# Given problem:
Using the records that follow, copy every line containing the word "diào".

# Stored rows:

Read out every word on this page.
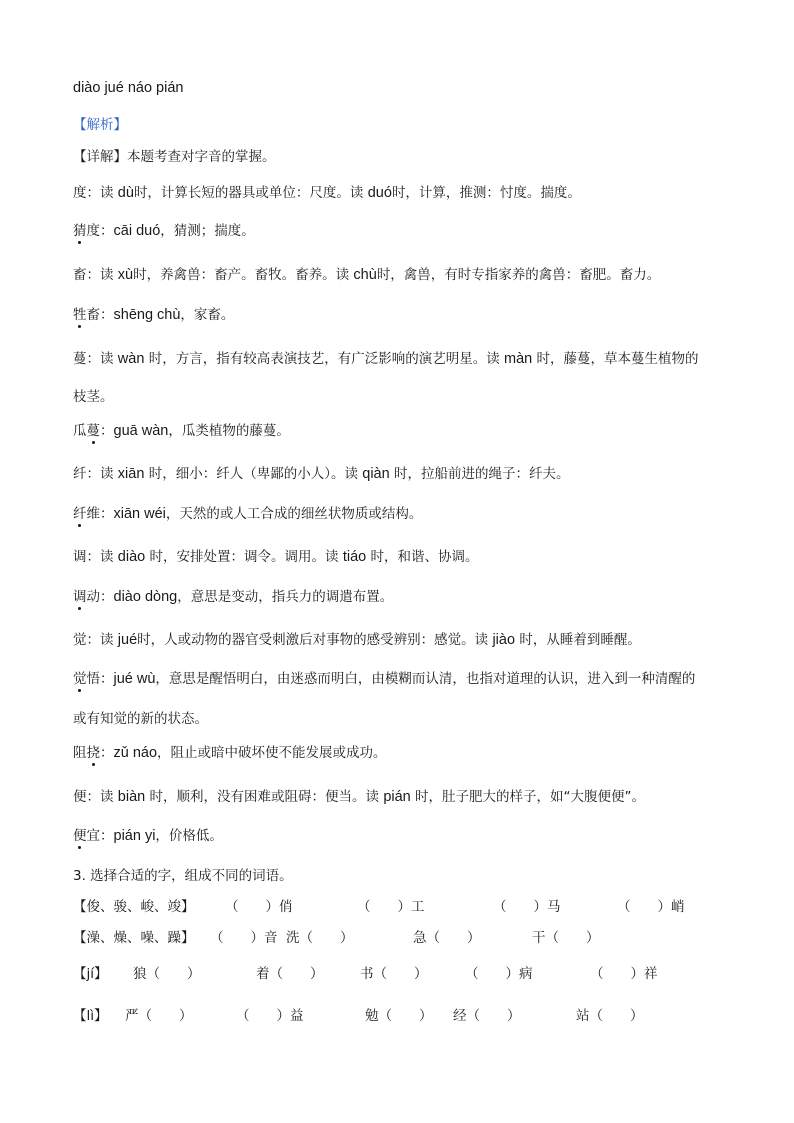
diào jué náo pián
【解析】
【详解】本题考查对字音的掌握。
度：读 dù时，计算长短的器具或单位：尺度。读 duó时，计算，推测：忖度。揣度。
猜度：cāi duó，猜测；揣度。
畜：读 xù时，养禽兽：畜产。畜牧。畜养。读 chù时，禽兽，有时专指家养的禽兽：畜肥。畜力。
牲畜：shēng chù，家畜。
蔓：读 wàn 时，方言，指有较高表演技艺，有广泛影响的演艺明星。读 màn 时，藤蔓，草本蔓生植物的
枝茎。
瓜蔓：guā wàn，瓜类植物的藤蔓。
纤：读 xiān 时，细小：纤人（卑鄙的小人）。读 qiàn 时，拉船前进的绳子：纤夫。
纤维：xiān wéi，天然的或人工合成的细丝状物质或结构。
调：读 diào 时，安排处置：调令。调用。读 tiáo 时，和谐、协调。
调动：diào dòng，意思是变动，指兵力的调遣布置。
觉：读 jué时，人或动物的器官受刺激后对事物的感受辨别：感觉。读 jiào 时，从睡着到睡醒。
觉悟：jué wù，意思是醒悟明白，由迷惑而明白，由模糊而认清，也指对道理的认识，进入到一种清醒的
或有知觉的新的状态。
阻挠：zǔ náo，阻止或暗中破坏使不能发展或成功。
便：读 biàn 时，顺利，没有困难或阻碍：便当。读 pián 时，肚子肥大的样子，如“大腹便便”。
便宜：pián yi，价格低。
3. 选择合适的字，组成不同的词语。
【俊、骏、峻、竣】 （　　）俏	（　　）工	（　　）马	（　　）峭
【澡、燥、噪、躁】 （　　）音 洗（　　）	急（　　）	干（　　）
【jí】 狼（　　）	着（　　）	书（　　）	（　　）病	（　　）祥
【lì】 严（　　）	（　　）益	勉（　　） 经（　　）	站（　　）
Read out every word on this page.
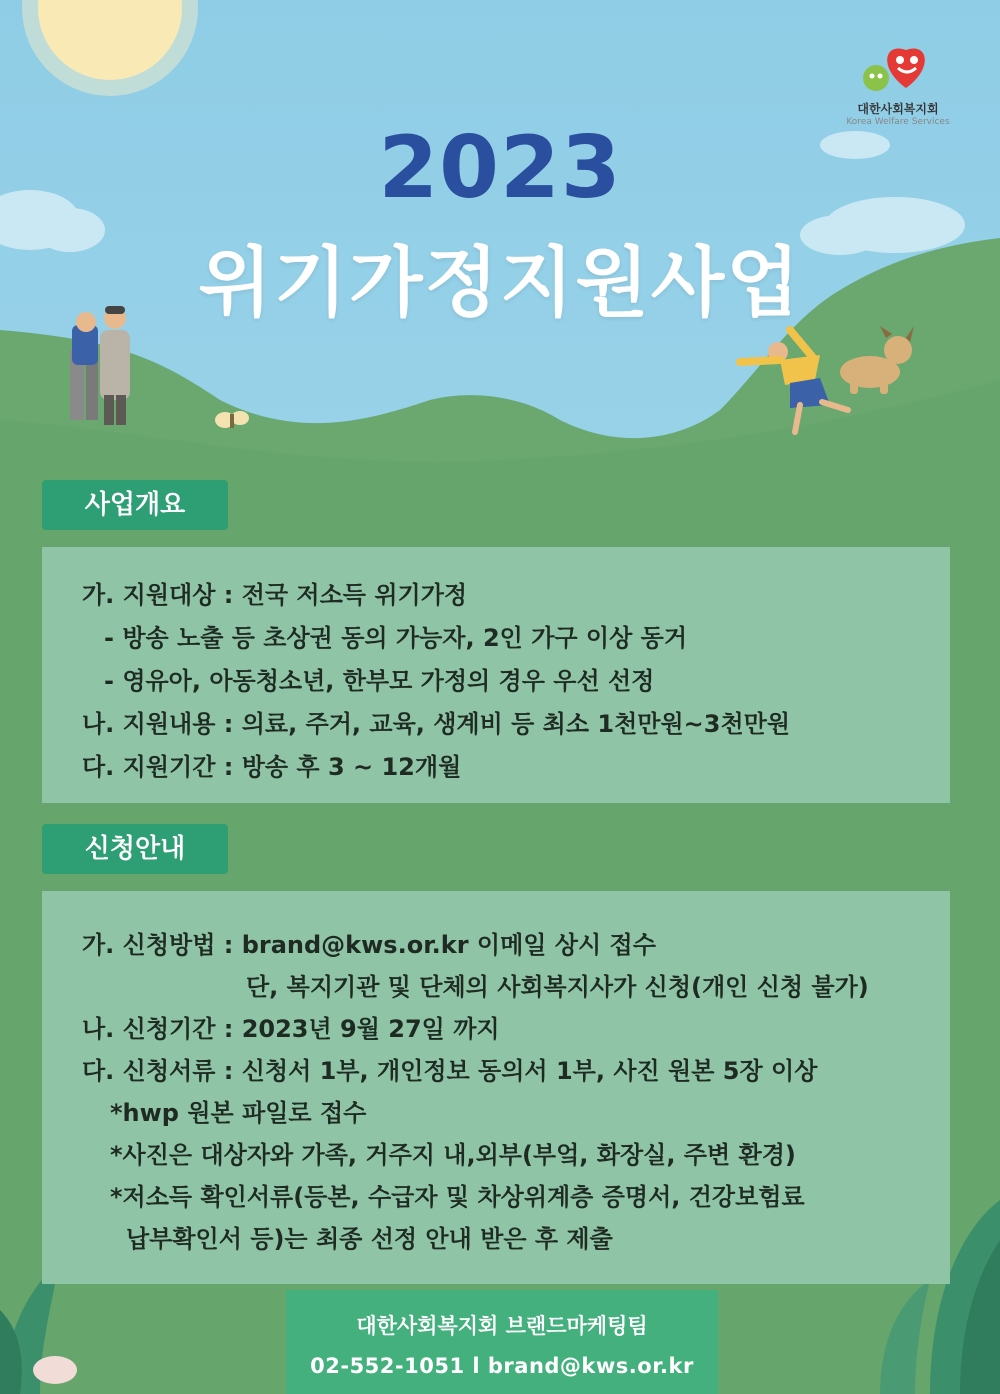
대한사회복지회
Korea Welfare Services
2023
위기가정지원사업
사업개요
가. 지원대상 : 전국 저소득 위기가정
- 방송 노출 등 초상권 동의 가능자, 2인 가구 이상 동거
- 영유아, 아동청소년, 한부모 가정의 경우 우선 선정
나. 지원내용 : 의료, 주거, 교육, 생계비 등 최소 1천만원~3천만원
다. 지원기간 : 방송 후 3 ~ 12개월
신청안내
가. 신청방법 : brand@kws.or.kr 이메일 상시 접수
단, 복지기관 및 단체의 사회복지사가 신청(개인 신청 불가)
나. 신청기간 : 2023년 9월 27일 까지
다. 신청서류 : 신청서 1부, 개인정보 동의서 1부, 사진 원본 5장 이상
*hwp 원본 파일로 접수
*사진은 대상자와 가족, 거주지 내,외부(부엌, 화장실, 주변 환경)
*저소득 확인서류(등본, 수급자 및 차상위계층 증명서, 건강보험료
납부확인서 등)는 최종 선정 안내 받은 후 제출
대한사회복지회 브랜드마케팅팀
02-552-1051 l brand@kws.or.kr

# Expected answer:
diào jué náo pián
调：读 diào 时，安排处置：调令。调用。读 tiáo 时，和谐、协调。
调动：diào dòng，意思是变动，指兵力的调遣布置。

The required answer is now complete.